TASK PROMPT: Copy everything in the data below exactly except the pictures.

EXTRACTED INFORMATION:
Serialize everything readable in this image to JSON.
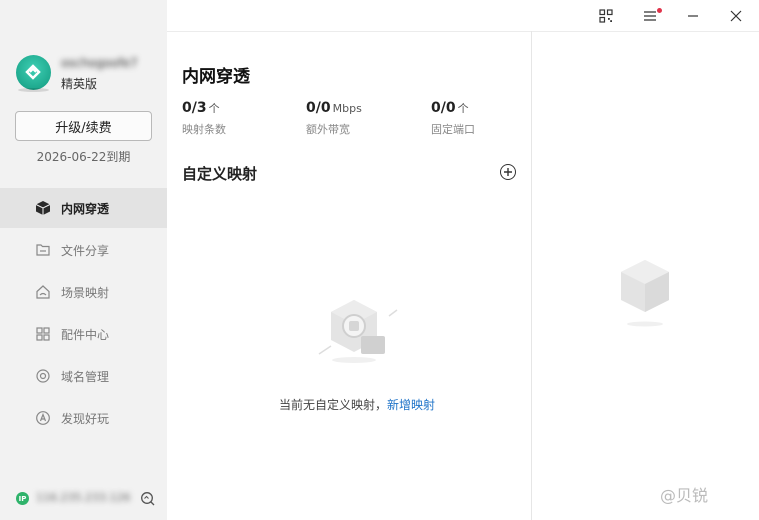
{
  "sidebar": {
    "username": "oschogoofe7",
    "edition": "精英版",
    "upgrade_label": "升级/续费",
    "expiry": "2026-06-22到期",
    "items": [
      {
        "label": "内网穿透",
        "icon": "cube-icon",
        "active": true
      },
      {
        "label": "文件分享",
        "icon": "folder-icon",
        "active": false
      },
      {
        "label": "场景映射",
        "icon": "home-icon",
        "active": false
      },
      {
        "label": "配件中心",
        "icon": "grid-icon",
        "active": false
      },
      {
        "label": "域名管理",
        "icon": "globe-icon",
        "active": false
      },
      {
        "label": "发现好玩",
        "icon": "compass-icon",
        "active": false
      }
    ],
    "ip_badge": "IP",
    "ip_text": "116.235.233.126"
  },
  "main": {
    "title": "内网穿透",
    "stats": [
      {
        "value": "0/3",
        "unit": "个",
        "caption": "映射条数"
      },
      {
        "value": "0/0",
        "unit": "Mbps",
        "caption": "额外带宽"
      },
      {
        "value": "0/0",
        "unit": "个",
        "caption": "固定端口"
      }
    ],
    "section_title": "自定义映射",
    "empty_text": "当前无自定义映射，",
    "empty_link": "新增映射"
  },
  "titlebar": {
    "icons": [
      "qr-code-icon",
      "menu-icon",
      "minimize-icon",
      "close-icon"
    ]
  },
  "watermark": "@贝锐"
}
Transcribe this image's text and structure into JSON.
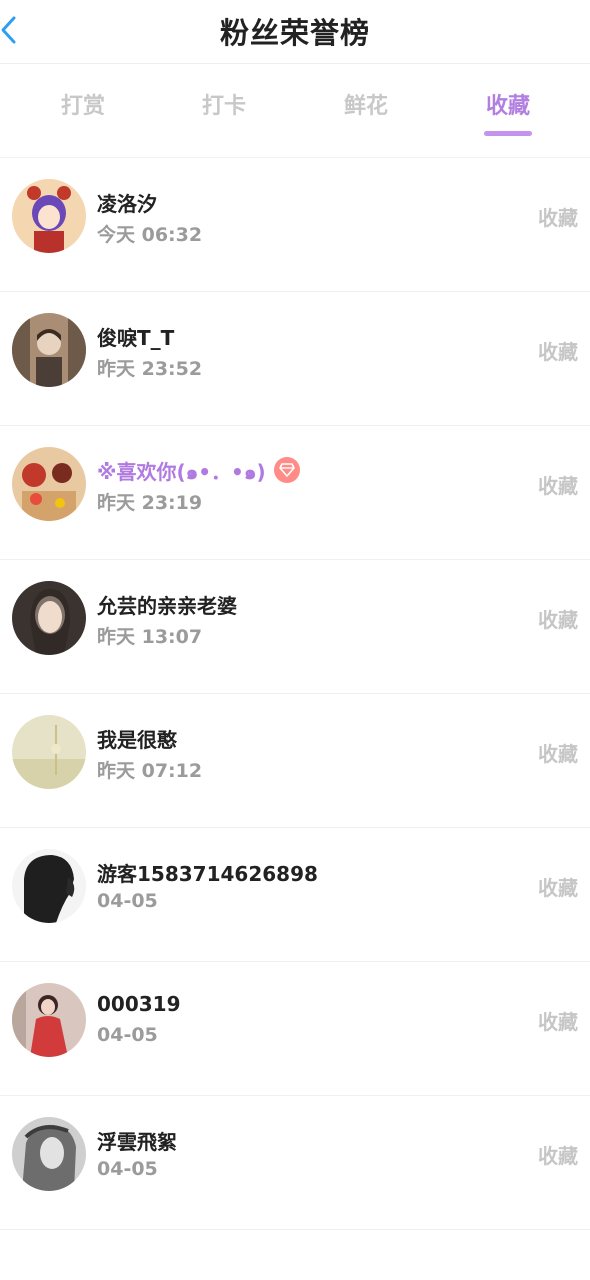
{
  "header": {
    "title": "粉丝荣誉榜",
    "back_icon": "chevron-left-icon"
  },
  "colors": {
    "accent": "#b17fe0",
    "tab_inactive": "#c8c8c8",
    "action": "#c6c6c6",
    "time": "#9b9b9b",
    "badge": "#ff8c86"
  },
  "tabs": [
    {
      "label": "打赏",
      "active": false
    },
    {
      "label": "打卡",
      "active": false
    },
    {
      "label": "鲜花",
      "active": false
    },
    {
      "label": "收藏",
      "active": true
    }
  ],
  "list": [
    {
      "name": "凌洛汐",
      "time": "今天 06:32",
      "action": "收藏"
    },
    {
      "name": "俊唳T_T",
      "time": "昨天 23:52",
      "action": "收藏"
    },
    {
      "name": "※喜欢你(๑•．•๑)",
      "time": "昨天 23:19",
      "action": "收藏",
      "highlight": true,
      "badge_icon": "diamond-icon"
    },
    {
      "name": "允芸的亲亲老婆",
      "time": "昨天 13:07",
      "action": "收藏"
    },
    {
      "name": "我是很憨",
      "time": "昨天 07:12",
      "action": "收藏"
    },
    {
      "name": "游客1583714626898",
      "time": "04-05",
      "action": "收藏"
    },
    {
      "name": "000319",
      "time": "04-05",
      "action": "收藏"
    },
    {
      "name": "浮雲飛絮",
      "time": "04-05",
      "action": "收藏"
    }
  ]
}
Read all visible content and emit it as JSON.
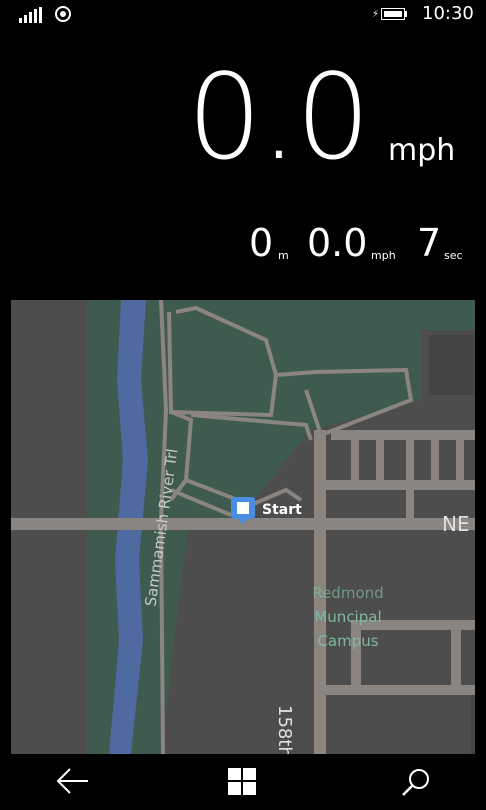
{
  "status_bar": {
    "time": "10:30",
    "icons": [
      "signal-strength-icon",
      "wifi-icon",
      "battery-charging-icon"
    ]
  },
  "speed": {
    "current": "0.0",
    "unit": "mph"
  },
  "stats": [
    {
      "value": "0",
      "unit": "m"
    },
    {
      "value": "0.0",
      "unit": "mph"
    },
    {
      "value": "7",
      "unit": "sec"
    }
  ],
  "map": {
    "labels": {
      "trail": "Sammamish River Trl",
      "campus_line1": "Redmond",
      "campus_line2": "Muncipal",
      "campus_line3": "Campus",
      "street_ne": "NE",
      "street_158": "158th"
    },
    "marker_label": "Start",
    "colors": {
      "land": "#4d4d4d",
      "park": "#3f5a4f",
      "water": "#4f6aa0",
      "road": "#8a8580"
    }
  },
  "navbar": {
    "icons": [
      "back-arrow-icon",
      "windows-start-icon",
      "search-icon"
    ]
  }
}
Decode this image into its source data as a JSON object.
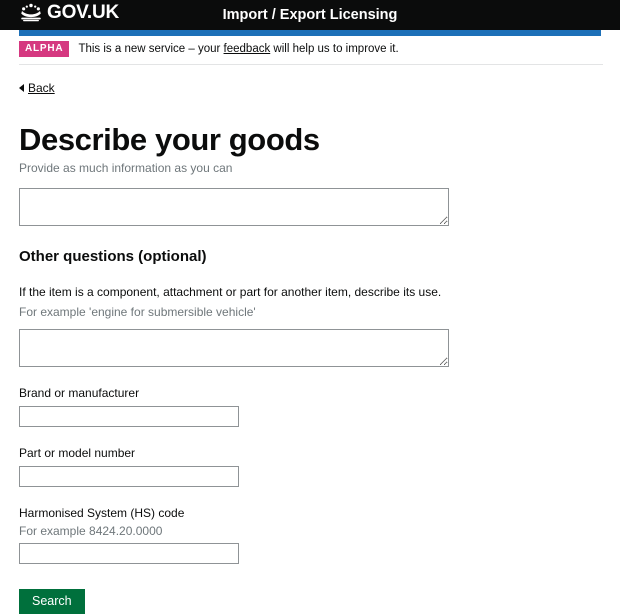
{
  "header": {
    "brand_text": "GOV.UK",
    "crown_icon": "royal-crown-icon",
    "service_name": "Import / Export Licensing"
  },
  "phase_banner": {
    "tag": "ALPHA",
    "text_before": "This is a new service – your ",
    "link_text": "feedback",
    "text_after": " will help us to improve it."
  },
  "back_link": {
    "label": "Back",
    "icon": "chevron-left-icon"
  },
  "main": {
    "heading": "Describe your goods",
    "heading_hint": "Provide as much information as you can",
    "goods_description": {
      "value": "",
      "placeholder": ""
    },
    "section_heading": "Other questions (optional)",
    "component_use": {
      "label": "If the item is a component, attachment or part for another item, describe its use.",
      "hint": "For example 'engine for submersible vehicle'",
      "value": "",
      "placeholder": ""
    },
    "brand": {
      "label": "Brand or manufacturer",
      "value": "",
      "placeholder": ""
    },
    "part_number": {
      "label": "Part or model number",
      "value": "",
      "placeholder": ""
    },
    "hs_code": {
      "label": "Harmonised System (HS) code",
      "hint": "For example 8424.20.0000",
      "value": "",
      "placeholder": ""
    },
    "submit_label": "Search"
  },
  "colors": {
    "header_black": "#0b0c0c",
    "accent_blue": "#1d70b8",
    "alpha_pink": "#d53880",
    "button_green": "#00703c",
    "hint_grey": "#6f777b",
    "border_grey": "#8f9396"
  }
}
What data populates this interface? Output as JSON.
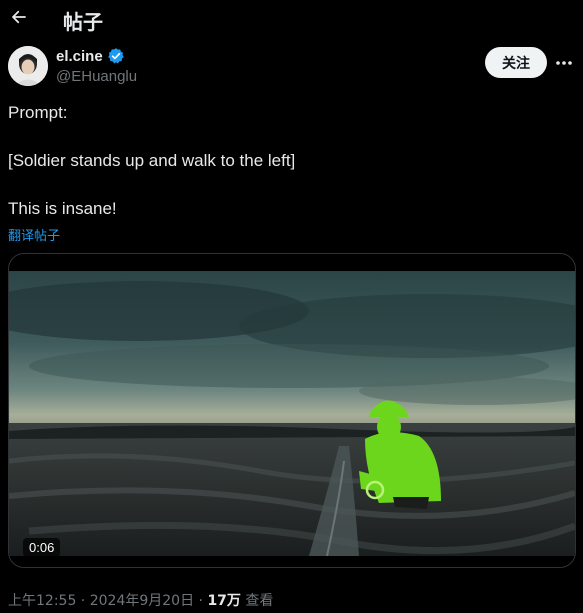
{
  "header": {
    "title": "帖子",
    "back_icon": "arrow-left-icon"
  },
  "author": {
    "display_name": "el.cine",
    "handle": "@EHuanglu",
    "verified_color": "#1d9bf0"
  },
  "follow_label": "关注",
  "tweet": {
    "lines": [
      "Prompt:",
      "[Soldier stands up and walk to the left]",
      "This is insane!"
    ],
    "translate_label": "翻译帖子"
  },
  "video": {
    "timecode": "0:06"
  },
  "meta": {
    "time": "上午12:55",
    "sep1": " · ",
    "date": "2024年9月20日",
    "sep2": " · ",
    "views": "17万",
    "views_label": " 查看"
  },
  "colors": {
    "accent": "#1d9bf0",
    "highlight": "#6cd61c"
  }
}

ANSWER TO THE PROBLEM:
Serialize everything readable in this image to JSON.
{
  "sidebar": {
    "username": "oschogoofe7",
    "edition": "精英版",
    "upgrade_label": "升级/续费",
    "expiry": "2026-06-22到期",
    "items": [
      {
        "label": "内网穿透",
        "icon": "cube-icon",
        "active": true
      },
      {
        "label": "文件分享",
        "icon": "folder-icon",
        "active": false
      },
      {
        "label": "场景映射",
        "icon": "home-icon",
        "active": false
      },
      {
        "label": "配件中心",
        "icon": "grid-icon",
        "active": false
      },
      {
        "label": "域名管理",
        "icon": "globe-icon",
        "active": false
      },
      {
        "label": "发现好玩",
        "icon": "compass-icon",
        "active": false
      }
    ],
    "ip_badge": "IP",
    "ip_text": "116.235.233.126"
  },
  "main": {
    "title": "内网穿透",
    "stats": [
      {
        "value": "0/3",
        "unit": "个",
        "caption": "映射条数"
      },
      {
        "value": "0/0",
        "unit": "Mbps",
        "caption": "额外带宽"
      },
      {
        "value": "0/0",
        "unit": "个",
        "caption": "固定端口"
      }
    ],
    "section_title": "自定义映射",
    "empty_text": "当前无自定义映射，",
    "empty_link": "新增映射"
  },
  "titlebar": {
    "icons": [
      "qr-code-icon",
      "menu-icon",
      "minimize-icon",
      "close-icon"
    ]
  },
  "watermark": "@贝锐"
}
Transcribe this image's text and structure into JSON.
{
  "header": {
    "title": "粉丝荣誉榜",
    "back_icon": "chevron-left-icon"
  },
  "colors": {
    "accent": "#b17fe0",
    "tab_inactive": "#c8c8c8",
    "action": "#c6c6c6",
    "time": "#9b9b9b",
    "badge": "#ff8c86"
  },
  "tabs": [
    {
      "label": "打赏",
      "active": false
    },
    {
      "label": "打卡",
      "active": false
    },
    {
      "label": "鲜花",
      "active": false
    },
    {
      "label": "收藏",
      "active": true
    }
  ],
  "list": [
    {
      "name": "凌洛汐",
      "time": "今天 06:32",
      "action": "收藏"
    },
    {
      "name": "俊唳T_T",
      "time": "昨天 23:52",
      "action": "收藏"
    },
    {
      "name": "※喜欢你(๑•．•๑)",
      "time": "昨天 23:19",
      "action": "收藏",
      "highlight": true,
      "badge_icon": "diamond-icon"
    },
    {
      "name": "允芸的亲亲老婆",
      "time": "昨天 13:07",
      "action": "收藏"
    },
    {
      "name": "我是很憨",
      "time": "昨天 07:12",
      "action": "收藏"
    },
    {
      "name": "游客1583714626898",
      "time": "04-05",
      "action": "收藏"
    },
    {
      "name": "000319",
      "time": "04-05",
      "action": "收藏"
    },
    {
      "name": "浮雲飛絮",
      "time": "04-05",
      "action": "收藏"
    }
  ]
}
Read all visible content and emit it as JSON.
{
  "status_bar": {
    "time": "10:30",
    "icons": [
      "signal-strength-icon",
      "wifi-icon",
      "battery-charging-icon"
    ]
  },
  "speed": {
    "current": "0.0",
    "unit": "mph"
  },
  "stats": [
    {
      "value": "0",
      "unit": "m"
    },
    {
      "value": "0.0",
      "unit": "mph"
    },
    {
      "value": "7",
      "unit": "sec"
    }
  ],
  "map": {
    "labels": {
      "trail": "Sammamish River Trl",
      "campus_line1": "Redmond",
      "campus_line2": "Muncipal",
      "campus_line3": "Campus",
      "street_ne": "NE",
      "street_158": "158th"
    },
    "marker_label": "Start",
    "colors": {
      "land": "#4d4d4d",
      "park": "#3f5a4f",
      "water": "#4f6aa0",
      "road": "#8a8580"
    }
  },
  "navbar": {
    "icons": [
      "back-arrow-icon",
      "windows-start-icon",
      "search-icon"
    ]
  }
}
Decode this image into its source data as a JSON object.
{
  "header": {
    "brand_text": "GOV.UK",
    "crown_icon": "royal-crown-icon",
    "service_name": "Import / Export Licensing"
  },
  "phase_banner": {
    "tag": "ALPHA",
    "text_before": "This is a new service – your ",
    "link_text": "feedback",
    "text_after": " will help us to improve it."
  },
  "back_link": {
    "label": "Back",
    "icon": "chevron-left-icon"
  },
  "main": {
    "heading": "Describe your goods",
    "heading_hint": "Provide as much information as you can",
    "goods_description": {
      "value": "",
      "placeholder": ""
    },
    "section_heading": "Other questions (optional)",
    "component_use": {
      "label": "If the item is a component, attachment or part for another item, describe its use.",
      "hint": "For example 'engine for submersible vehicle'",
      "value": "",
      "placeholder": ""
    },
    "brand": {
      "label": "Brand or manufacturer",
      "value": "",
      "placeholder": ""
    },
    "part_number": {
      "label": "Part or model number",
      "value": "",
      "placeholder": ""
    },
    "hs_code": {
      "label": "Harmonised System (HS) code",
      "hint": "For example 8424.20.0000",
      "value": "",
      "placeholder": ""
    },
    "submit_label": "Search"
  },
  "colors": {
    "header_black": "#0b0c0c",
    "accent_blue": "#1d70b8",
    "alpha_pink": "#d53880",
    "button_green": "#00703c",
    "hint_grey": "#6f777b",
    "border_grey": "#8f9396"
  }
}
What data populates this interface? Output as JSON.
{
  "header": {
    "title": "帖子",
    "back_icon": "arrow-left-icon"
  },
  "author": {
    "display_name": "el.cine",
    "handle": "@EHuanglu",
    "verified_color": "#1d9bf0"
  },
  "follow_label": "关注",
  "tweet": {
    "lines": [
      "Prompt:",
      "[Soldier stands up and walk to the left]",
      "This is insane!"
    ],
    "translate_label": "翻译帖子"
  },
  "video": {
    "timecode": "0:06"
  },
  "meta": {
    "time": "上午12:55",
    "sep1": " · ",
    "date": "2024年9月20日",
    "sep2": " · ",
    "views": "17万",
    "views_label": " 查看"
  },
  "colors": {
    "accent": "#1d9bf0",
    "highlight": "#6cd61c"
  }
}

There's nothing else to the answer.